▶ **Task goal**: Find the word "text" in the listing; pull out each line holding it.
---
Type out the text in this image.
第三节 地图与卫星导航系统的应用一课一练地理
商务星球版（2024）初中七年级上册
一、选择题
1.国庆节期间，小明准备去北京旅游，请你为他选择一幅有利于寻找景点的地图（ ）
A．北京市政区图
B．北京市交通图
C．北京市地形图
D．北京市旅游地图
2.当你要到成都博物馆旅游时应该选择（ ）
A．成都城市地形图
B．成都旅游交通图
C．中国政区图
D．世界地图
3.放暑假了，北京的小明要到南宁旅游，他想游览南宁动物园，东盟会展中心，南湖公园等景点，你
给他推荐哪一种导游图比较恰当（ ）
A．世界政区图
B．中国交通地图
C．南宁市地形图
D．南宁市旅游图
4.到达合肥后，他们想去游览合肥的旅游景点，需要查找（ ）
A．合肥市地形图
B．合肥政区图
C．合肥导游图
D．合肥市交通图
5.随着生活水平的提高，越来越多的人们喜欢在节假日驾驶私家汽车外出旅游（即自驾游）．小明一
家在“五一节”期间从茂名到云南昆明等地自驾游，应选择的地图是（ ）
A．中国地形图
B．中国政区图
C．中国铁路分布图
---
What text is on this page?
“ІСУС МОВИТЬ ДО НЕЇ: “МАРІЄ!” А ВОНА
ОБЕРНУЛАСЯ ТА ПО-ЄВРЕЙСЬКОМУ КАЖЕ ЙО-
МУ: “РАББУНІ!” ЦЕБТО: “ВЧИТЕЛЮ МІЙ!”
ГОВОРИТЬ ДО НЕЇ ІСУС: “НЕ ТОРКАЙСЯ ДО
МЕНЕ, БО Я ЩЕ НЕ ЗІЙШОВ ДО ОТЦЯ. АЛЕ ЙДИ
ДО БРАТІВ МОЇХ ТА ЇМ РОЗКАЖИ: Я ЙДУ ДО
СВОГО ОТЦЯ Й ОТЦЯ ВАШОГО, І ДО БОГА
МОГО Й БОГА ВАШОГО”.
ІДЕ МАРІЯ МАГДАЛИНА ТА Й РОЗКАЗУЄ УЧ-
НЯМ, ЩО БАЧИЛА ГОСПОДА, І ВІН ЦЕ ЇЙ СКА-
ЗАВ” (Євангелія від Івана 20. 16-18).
---
▶ **Response to the exercise**:
Type out the text in this image.
What text is on this page?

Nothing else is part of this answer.